Text for analysis:
# My dogs and pigeons get along together.



## PapiZ28pigeons (Jan 17, 2013)

So i own 2 miniature pinchers and 1 rotweiler, when i let my pigeons out the dogs don't bother the pigeons. They do get curious and sniff them a little bit. The pigeon just walks away. my female min pin sometimes help me round up the one that can't fly. I can even let the dogs into coop and the pigeons just sit there. Does any one else have similar experiance?


----------



## abluechipstock (Nov 26, 2010)

only takes one chomp to kill a pigeon, dogs that have shown no signs of aggression towards them can still snap hen instinct kicks in, it's better to be safe then sorry later


----------



## PapiZ28pigeons (Jan 17, 2013)

I never leave the two unattended. The one pigeon in particular seems to be ok with being around the dogs. Sometimes walking up to the dogs as they are laying down.


----------



## Quazar (Jul 27, 2010)

Bear in mind also that a dogs saliva contains bacteria that can be lethal to birds.
Not necessarilly a bite, but even a transfer from close proximity to a birds feathers means the bird can ingest it when preening.


----------



## PapiZ28pigeons (Jan 17, 2013)

Good to know thanks. The dogs don't really care enough about the bird to get really close. My rottie has absolutely nothing about the pigeons. Its like they are not even there. The min pins will lay in the corner of the yard just watching.


----------



## Siobhan (Dec 21, 2010)

My pidge sometimes lands on the back of my Lab, who gives me this look like "get her OFF, please???" but would not harm my pidge for anything. I keep a close eye on the dogs when the birds are out, but they've been trained to ignore the birds and they do, other than picking up dropped food and eating it. And all mine are flighted. Maggie (the rest are parrots and a starling) is the only one who's willing to get anywhere close to the dogs.

Activity 1:
Answer these questions using the forum thread about dogs and pigeons.
(a) According to Quazar, what does a dog's saliva contain?
(b) What does the first poster's female min pin sometimes help with?
(c) Which of Siobhan's birds is the only one willing to get anywhere close to the dogs?
Activity 2: Duplicate the passage of the forum thread about dogs and pigeons starting with "I never leave" and going on through "lethal to birds.".
Rely only on the forum thread to answer.

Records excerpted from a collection
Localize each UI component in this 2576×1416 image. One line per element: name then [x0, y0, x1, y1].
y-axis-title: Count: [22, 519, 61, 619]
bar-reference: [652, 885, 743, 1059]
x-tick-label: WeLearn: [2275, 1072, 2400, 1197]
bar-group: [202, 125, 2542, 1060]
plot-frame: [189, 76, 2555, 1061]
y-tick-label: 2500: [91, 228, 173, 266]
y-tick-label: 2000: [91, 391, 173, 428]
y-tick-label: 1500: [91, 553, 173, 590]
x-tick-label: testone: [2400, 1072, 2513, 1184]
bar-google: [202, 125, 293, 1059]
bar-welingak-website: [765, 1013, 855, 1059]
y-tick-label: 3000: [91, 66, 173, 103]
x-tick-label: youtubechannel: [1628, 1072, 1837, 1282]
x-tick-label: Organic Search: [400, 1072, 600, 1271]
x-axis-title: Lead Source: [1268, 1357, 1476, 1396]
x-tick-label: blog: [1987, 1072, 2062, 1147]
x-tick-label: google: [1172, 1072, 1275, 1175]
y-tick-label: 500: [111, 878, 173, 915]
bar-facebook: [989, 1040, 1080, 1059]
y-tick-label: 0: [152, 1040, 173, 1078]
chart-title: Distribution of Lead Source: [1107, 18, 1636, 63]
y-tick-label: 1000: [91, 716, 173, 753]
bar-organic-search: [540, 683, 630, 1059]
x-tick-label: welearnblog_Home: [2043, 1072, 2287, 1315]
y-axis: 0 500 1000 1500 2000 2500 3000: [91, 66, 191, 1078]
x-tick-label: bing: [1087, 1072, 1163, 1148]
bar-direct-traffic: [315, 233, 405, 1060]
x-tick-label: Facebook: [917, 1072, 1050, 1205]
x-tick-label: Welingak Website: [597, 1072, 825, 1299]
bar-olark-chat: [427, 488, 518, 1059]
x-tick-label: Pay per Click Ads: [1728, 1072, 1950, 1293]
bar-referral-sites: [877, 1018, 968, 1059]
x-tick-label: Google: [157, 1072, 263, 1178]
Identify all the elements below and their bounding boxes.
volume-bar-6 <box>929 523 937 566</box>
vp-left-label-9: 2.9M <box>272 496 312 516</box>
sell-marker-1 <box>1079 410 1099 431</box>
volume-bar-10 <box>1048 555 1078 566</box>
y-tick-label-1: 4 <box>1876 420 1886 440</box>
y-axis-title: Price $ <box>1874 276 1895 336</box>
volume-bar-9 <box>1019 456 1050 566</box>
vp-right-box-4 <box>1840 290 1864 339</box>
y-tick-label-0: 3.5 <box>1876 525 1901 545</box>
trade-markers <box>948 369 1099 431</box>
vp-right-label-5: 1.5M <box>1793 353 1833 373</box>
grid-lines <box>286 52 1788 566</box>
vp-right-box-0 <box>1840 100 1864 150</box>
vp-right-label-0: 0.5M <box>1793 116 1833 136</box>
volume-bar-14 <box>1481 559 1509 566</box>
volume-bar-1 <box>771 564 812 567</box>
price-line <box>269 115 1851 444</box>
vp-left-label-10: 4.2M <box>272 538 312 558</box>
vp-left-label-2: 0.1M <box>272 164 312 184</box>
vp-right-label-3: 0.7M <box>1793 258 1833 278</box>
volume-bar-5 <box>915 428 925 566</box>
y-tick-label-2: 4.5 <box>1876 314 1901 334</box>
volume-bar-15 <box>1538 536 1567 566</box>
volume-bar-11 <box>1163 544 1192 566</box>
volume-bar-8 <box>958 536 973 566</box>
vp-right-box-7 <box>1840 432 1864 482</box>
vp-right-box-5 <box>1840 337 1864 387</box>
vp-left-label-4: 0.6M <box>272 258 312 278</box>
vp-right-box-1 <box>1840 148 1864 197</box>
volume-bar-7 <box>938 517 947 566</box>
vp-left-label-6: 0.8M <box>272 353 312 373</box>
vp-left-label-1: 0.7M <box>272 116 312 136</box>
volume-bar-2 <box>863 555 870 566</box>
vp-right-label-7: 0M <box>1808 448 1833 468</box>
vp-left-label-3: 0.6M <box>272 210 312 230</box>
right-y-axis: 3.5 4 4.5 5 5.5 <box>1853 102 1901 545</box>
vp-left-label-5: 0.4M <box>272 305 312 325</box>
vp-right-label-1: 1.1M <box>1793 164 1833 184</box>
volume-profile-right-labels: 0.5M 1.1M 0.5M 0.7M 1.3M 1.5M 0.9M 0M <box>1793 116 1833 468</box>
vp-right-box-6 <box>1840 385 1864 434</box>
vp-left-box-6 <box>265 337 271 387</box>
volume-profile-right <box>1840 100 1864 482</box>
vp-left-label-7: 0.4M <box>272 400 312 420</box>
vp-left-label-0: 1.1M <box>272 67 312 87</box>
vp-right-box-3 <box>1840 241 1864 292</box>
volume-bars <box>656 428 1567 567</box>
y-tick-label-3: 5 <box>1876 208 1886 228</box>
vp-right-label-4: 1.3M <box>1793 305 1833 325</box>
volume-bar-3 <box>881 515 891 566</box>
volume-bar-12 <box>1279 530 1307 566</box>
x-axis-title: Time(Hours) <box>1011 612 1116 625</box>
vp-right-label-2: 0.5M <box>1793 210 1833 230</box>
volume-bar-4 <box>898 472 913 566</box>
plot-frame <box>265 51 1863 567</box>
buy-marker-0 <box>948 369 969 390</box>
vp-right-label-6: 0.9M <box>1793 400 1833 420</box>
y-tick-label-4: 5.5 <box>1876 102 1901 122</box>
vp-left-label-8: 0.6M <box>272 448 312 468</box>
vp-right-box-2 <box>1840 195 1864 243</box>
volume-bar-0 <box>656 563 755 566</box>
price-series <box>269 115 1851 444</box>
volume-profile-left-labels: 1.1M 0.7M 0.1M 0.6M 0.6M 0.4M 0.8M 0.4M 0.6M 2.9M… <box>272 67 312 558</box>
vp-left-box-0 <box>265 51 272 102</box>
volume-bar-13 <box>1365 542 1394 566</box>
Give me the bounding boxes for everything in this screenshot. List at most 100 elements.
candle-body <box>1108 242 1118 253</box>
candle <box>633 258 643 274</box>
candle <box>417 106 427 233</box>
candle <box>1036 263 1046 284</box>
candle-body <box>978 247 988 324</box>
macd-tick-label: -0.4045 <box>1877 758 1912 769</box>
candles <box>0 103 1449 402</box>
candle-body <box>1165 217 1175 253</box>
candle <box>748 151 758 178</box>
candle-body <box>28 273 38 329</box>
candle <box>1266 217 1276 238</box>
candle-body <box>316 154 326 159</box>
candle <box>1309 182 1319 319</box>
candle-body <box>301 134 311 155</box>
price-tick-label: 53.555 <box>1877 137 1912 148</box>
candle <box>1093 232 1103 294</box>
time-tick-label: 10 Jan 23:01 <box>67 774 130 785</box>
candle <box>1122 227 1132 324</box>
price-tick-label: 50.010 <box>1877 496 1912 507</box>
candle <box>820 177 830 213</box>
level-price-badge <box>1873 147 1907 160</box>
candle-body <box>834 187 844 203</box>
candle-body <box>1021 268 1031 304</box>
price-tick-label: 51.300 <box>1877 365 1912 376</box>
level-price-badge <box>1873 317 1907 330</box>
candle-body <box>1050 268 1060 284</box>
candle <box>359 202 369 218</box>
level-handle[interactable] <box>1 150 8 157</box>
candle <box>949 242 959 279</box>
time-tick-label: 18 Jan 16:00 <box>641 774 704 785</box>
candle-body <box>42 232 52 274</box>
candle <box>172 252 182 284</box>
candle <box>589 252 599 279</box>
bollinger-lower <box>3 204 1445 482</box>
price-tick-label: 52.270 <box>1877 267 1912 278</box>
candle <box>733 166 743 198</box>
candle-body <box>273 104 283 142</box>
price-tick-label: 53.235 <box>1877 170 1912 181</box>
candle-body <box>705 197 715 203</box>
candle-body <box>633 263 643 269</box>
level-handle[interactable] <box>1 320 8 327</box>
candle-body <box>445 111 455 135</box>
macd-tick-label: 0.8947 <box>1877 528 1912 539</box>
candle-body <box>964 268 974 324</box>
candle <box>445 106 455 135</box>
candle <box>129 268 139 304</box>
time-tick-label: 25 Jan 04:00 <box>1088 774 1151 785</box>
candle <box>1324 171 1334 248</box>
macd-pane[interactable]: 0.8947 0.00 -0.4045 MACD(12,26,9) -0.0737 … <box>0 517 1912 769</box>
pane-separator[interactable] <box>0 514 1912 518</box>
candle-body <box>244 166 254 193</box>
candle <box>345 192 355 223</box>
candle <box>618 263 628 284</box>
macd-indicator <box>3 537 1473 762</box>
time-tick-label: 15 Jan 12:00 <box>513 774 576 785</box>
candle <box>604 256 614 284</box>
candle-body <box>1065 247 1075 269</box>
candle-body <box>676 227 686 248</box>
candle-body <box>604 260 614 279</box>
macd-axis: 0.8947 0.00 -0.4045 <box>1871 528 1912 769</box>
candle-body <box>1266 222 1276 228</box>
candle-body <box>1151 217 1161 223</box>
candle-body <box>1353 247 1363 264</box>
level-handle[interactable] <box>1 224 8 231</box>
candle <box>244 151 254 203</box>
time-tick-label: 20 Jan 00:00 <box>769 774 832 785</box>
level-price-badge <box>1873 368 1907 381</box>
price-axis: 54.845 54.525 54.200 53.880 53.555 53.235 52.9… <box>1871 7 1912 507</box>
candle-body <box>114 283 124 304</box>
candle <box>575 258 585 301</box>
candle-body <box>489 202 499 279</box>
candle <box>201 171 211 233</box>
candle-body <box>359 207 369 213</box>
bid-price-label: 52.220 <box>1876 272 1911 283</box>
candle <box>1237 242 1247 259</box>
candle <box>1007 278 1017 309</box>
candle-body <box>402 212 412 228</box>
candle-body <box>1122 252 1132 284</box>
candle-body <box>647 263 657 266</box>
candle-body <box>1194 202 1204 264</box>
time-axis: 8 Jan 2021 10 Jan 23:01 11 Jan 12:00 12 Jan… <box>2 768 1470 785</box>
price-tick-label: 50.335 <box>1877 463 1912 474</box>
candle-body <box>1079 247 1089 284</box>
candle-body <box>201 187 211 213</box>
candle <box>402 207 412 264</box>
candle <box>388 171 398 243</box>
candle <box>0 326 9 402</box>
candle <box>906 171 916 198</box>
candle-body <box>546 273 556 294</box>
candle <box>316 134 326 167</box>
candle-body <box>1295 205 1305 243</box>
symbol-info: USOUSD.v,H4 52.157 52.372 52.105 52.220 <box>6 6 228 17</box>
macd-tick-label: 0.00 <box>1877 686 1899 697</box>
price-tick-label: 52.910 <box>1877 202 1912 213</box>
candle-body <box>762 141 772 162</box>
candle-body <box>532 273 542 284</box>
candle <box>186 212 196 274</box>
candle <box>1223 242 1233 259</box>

Answer area 1:
(a) Bacteria that can be lethal to birds.
(b) Rounding up the pigeon that can't fly.
(c) Maggie.

Answer area 2:
I never leave the two unattended. The one pigeon in particular seems to be ok with being around the dogs. Sometimes walking up to the dogs as they are laying down.


----------



## Quazar (Jul 27, 2010)

Bear in mind also that a dogs saliva contains bacteria that can be lethal to birds.